Deception Detection: Psychologists Try to Learn How to Spot a Liar
Lock, Carrie, Science News
"Is he lying?" Odds are, you'll never know. Although people have been communicating with one another for tens of thousands of years, more than 3 decades of psychological research have found that most individuals are abysmally poor lie detectors. In the only worldwide study of its kind, scientists asked more than 2,000 people from nearly 60 countries, "How can you tell when people are lying?" From Botswana to Belgium, the number-one answer was the same: Liars avert their gaze.
"This is ... the most prevalent stereotype about deception in the world," says Charles Bond of Texas Christian University in Fort Worth, who led the research project. And yet gaze aversion, like other commonly held stereotypes about liars, isn't correlated with lying at all, studies have shown. Liars don't shift around or touch their noses or clear their throats any more than truth tellers do.
For decades, psychologists have done laboratory experiments in an attempt to describe differences between the behavior of liars and of people telling the truth. Some researchers, however, are now moving away from those controlled conditions and are inching closer to understanding liars in the real world. The researchers are examining whether several behaviors that have emerged as deception signals in lab tests are associated with real-life, high-stake lies. The psychologists are also testing how well professional sleuths, such as police and judges, can detect deceptions.
One thing, however, is certain: There is no unique telltale signal for a fib. Pinocchio's nose just doesn't exist, and that makes liars difficult to spot.

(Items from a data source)
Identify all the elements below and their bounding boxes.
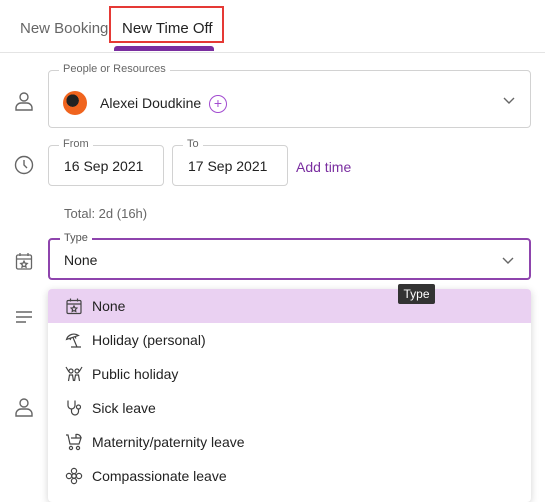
option-label: Compassionate leave [92, 468, 227, 484]
to-label: To [183, 138, 203, 150]
option-label: Public holiday [92, 366, 179, 382]
to-date-value: 17 Sep 2021 [188, 158, 268, 174]
tab-bar: New Booking New Time Off [0, 0, 545, 53]
tab-highlight-box [109, 6, 224, 43]
stroller-icon [66, 433, 82, 451]
flower-icon [65, 467, 83, 485]
person-icon [15, 398, 33, 417]
type-label: Type [60, 232, 92, 244]
option-label: Holiday (personal) [92, 332, 206, 348]
selected-person-name: Alexei Doudkine [100, 95, 202, 111]
option-label: Sick leave [92, 400, 156, 416]
total-duration: Total: 2d (16h) [64, 206, 148, 221]
from-label: From [59, 138, 93, 150]
type-select[interactable]: Type None [48, 232, 531, 280]
option-maternity-paternity-leave[interactable]: Maternity/paternity leave [48, 425, 531, 459]
clock-icon [14, 155, 34, 175]
active-tab-indicator [114, 46, 214, 51]
people-or-resources-field[interactable]: People or Resources Alexei Doudkine + [48, 63, 531, 128]
from-date-value: 16 Sep 2021 [64, 158, 144, 174]
option-label: Maternity/paternity leave [92, 434, 245, 450]
from-date-field[interactable]: From 16 Sep 2021 [48, 138, 164, 186]
chevron-down-icon[interactable] [502, 93, 516, 107]
notes-lines-icon [16, 311, 32, 323]
add-person-icon[interactable]: + [209, 95, 227, 113]
add-time-link[interactable]: Add time [296, 159, 351, 175]
option-none[interactable]: None [48, 289, 531, 323]
option-label: None [92, 298, 126, 314]
calendar-star-icon [15, 253, 33, 270]
option-sick-leave[interactable]: Sick leave [48, 391, 531, 425]
type-tooltip: Type [398, 284, 435, 304]
type-dropdown-menu: None Holiday (personal) Public holiday S… [48, 289, 531, 502]
option-compassionate-leave[interactable]: Compassionate leave [48, 459, 531, 493]
option-public-holiday[interactable]: Public holiday [48, 357, 531, 391]
chevron-down-icon[interactable] [501, 253, 515, 267]
umbrella-beach-icon [65, 333, 81, 348]
people-field-label: People or Resources [59, 63, 170, 75]
calendar-star-icon [66, 298, 82, 315]
person-icon [15, 92, 33, 111]
to-date-field[interactable]: To 17 Sep 2021 [172, 138, 288, 186]
tab-new-booking[interactable]: New Booking [20, 20, 108, 37]
stethoscope-icon [67, 400, 82, 416]
avatar [63, 91, 87, 115]
option-holiday-personal[interactable]: Holiday (personal) [48, 323, 531, 357]
type-selected-value: None [64, 252, 98, 268]
people-celebrate-icon [65, 366, 83, 382]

## Required work
Can you summarize the deception detection article above in two sentences?

## Reply
Decades of psychological research show that most people are very poor at detecting lies, and the most common belief worldwide, that liars avert their gaze, isn't actually correlated with lying. Researchers are now moving from lab experiments toward studying real-life, high-stakes lies and testing how well professionals like police and judges detect deception, though it is certain that no unique telltale sign of lying exists.